-- begin --

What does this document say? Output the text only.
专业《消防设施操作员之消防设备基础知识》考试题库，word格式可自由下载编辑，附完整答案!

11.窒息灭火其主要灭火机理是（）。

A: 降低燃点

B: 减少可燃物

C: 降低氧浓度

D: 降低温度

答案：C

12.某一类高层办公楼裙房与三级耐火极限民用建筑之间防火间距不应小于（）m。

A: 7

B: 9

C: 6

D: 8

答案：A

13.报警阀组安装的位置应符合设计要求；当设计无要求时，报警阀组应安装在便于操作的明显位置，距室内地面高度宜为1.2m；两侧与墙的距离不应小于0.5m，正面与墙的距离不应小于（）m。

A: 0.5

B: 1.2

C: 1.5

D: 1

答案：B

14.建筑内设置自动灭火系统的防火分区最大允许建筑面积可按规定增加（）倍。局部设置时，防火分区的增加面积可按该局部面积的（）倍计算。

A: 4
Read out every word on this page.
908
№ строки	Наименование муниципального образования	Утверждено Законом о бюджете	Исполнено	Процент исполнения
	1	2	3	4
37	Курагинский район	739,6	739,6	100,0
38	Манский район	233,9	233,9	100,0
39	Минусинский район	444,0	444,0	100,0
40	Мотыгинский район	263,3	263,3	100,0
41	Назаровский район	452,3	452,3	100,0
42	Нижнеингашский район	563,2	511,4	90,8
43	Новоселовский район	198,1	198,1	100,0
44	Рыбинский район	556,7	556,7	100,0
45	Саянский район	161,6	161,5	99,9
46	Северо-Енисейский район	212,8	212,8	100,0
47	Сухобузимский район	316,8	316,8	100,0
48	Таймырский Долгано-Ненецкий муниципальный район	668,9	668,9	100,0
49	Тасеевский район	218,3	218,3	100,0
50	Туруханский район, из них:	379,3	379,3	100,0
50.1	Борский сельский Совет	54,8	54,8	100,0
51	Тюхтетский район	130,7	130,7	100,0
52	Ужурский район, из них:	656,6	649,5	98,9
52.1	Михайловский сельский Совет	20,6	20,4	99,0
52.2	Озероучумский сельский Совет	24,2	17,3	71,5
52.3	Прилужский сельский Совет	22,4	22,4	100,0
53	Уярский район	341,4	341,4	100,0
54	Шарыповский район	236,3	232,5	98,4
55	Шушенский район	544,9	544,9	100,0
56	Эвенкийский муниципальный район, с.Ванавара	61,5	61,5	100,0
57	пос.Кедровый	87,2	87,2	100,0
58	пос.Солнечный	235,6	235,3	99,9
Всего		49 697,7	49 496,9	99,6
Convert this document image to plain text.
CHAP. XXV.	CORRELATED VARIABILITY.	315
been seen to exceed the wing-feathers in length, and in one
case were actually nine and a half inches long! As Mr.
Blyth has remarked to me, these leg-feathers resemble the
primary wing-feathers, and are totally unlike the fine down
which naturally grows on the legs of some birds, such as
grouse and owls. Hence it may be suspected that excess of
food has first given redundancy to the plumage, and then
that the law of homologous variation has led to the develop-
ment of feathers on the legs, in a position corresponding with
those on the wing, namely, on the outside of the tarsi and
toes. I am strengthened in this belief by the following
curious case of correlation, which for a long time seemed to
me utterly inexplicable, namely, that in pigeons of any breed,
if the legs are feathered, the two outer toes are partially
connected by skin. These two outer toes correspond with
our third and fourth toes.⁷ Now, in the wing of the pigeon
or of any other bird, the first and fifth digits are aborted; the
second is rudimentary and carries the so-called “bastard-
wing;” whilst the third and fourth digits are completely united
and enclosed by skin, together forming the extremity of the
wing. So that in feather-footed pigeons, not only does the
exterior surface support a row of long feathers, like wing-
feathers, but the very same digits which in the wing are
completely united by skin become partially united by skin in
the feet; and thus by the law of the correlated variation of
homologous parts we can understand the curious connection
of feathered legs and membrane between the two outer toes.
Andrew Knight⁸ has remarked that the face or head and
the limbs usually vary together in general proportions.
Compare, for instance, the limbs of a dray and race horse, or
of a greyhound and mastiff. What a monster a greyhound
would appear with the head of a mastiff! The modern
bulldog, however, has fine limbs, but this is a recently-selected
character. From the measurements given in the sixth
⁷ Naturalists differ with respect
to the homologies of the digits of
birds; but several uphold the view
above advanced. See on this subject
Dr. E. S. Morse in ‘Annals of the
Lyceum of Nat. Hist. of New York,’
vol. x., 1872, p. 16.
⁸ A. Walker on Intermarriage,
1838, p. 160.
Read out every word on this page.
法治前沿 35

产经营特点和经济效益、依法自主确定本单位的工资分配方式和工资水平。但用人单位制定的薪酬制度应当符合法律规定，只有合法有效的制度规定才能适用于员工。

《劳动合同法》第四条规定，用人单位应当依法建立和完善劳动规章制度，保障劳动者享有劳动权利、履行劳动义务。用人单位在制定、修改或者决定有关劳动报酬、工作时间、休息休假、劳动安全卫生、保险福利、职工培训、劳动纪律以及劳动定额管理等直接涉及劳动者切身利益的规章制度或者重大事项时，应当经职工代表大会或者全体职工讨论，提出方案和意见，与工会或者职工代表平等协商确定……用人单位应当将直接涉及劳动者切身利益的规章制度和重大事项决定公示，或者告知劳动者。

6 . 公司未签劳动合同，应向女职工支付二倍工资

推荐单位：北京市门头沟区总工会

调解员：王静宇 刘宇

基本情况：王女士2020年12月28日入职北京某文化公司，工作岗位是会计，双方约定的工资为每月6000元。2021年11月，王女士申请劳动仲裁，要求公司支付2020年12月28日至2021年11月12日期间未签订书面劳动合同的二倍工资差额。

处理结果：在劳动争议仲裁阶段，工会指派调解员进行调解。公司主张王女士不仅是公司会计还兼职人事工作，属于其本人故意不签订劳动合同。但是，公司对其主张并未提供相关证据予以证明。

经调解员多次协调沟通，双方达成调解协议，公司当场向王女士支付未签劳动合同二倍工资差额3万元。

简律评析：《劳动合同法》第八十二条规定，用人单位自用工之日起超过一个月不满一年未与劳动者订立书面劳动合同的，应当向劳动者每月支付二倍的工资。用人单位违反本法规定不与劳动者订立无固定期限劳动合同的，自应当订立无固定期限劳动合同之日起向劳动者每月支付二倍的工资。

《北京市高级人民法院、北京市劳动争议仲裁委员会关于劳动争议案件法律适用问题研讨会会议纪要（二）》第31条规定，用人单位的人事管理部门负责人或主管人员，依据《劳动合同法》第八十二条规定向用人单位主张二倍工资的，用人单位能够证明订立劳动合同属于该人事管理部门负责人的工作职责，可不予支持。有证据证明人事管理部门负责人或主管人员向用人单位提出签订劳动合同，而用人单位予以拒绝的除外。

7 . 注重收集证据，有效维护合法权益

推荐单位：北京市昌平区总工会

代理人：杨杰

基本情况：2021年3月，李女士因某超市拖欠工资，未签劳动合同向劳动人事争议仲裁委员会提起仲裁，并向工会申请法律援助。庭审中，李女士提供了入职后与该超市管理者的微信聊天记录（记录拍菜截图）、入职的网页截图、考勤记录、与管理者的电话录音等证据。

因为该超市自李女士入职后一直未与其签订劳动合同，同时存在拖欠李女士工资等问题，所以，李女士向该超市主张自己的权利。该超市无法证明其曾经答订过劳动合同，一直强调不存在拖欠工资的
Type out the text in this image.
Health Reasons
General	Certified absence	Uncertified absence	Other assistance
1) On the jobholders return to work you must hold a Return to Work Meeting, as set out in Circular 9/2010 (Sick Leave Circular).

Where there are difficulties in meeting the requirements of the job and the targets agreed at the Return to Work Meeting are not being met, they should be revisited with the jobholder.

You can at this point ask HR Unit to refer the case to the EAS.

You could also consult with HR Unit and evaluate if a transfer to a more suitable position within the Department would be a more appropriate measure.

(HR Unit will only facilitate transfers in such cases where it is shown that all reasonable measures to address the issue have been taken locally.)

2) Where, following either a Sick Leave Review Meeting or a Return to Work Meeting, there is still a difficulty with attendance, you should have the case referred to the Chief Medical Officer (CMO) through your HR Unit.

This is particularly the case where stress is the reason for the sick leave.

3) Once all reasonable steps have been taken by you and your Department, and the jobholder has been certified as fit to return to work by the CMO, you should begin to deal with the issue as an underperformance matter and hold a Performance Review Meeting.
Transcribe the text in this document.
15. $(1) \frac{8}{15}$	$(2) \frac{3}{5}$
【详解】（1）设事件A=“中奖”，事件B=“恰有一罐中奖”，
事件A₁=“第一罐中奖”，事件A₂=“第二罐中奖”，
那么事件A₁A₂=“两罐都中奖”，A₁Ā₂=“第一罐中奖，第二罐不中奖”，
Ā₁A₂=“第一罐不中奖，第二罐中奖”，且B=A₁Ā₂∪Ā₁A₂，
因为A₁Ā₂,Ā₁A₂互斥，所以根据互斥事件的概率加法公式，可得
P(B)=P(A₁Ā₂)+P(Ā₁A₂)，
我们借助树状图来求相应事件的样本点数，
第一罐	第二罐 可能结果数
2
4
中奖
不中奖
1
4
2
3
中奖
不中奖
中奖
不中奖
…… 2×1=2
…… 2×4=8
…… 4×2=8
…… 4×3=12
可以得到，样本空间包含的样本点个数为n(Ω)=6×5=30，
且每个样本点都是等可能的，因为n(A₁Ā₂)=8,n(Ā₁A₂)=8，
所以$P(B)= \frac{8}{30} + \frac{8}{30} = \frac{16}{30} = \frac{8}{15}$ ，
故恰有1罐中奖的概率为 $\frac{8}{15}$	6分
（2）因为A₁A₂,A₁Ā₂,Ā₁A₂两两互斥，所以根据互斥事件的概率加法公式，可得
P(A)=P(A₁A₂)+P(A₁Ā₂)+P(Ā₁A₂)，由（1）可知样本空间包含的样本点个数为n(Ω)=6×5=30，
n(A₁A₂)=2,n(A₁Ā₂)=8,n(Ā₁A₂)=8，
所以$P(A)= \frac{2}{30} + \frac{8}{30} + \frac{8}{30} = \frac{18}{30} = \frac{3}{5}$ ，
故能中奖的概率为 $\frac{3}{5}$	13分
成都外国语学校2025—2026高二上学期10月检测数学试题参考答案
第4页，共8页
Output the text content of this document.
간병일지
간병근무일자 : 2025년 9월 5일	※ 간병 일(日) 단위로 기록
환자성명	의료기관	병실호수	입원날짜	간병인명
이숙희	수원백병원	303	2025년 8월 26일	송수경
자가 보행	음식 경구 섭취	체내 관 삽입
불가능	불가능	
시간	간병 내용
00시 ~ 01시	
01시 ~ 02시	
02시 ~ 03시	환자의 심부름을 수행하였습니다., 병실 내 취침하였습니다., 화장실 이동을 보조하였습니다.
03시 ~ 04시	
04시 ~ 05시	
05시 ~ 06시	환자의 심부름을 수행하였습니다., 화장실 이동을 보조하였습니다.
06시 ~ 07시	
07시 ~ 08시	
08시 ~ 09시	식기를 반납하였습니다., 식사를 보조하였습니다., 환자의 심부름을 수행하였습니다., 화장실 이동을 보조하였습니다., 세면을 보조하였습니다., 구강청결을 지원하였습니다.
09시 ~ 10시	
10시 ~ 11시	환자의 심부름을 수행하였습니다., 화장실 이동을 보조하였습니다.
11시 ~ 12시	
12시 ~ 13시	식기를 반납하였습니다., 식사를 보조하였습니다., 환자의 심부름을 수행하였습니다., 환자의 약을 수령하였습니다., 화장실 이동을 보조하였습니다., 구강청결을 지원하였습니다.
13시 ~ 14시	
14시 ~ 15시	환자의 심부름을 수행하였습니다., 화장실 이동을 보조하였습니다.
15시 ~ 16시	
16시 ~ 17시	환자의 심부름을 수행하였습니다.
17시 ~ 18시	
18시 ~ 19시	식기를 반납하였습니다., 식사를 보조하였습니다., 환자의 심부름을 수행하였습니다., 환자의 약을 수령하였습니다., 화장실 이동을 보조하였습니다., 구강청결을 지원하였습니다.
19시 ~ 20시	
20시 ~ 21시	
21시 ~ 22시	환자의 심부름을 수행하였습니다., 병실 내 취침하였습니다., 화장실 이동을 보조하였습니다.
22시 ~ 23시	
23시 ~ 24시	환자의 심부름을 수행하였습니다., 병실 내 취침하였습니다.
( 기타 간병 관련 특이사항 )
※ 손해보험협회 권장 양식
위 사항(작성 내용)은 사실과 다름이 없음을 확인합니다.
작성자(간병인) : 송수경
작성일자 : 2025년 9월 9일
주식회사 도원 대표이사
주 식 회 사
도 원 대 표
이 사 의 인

-- end --

[SHORT TASK]
Each line that holds the string "taken" counts once; give the total and nothing else.

[EXPECTED OUTPUT]
2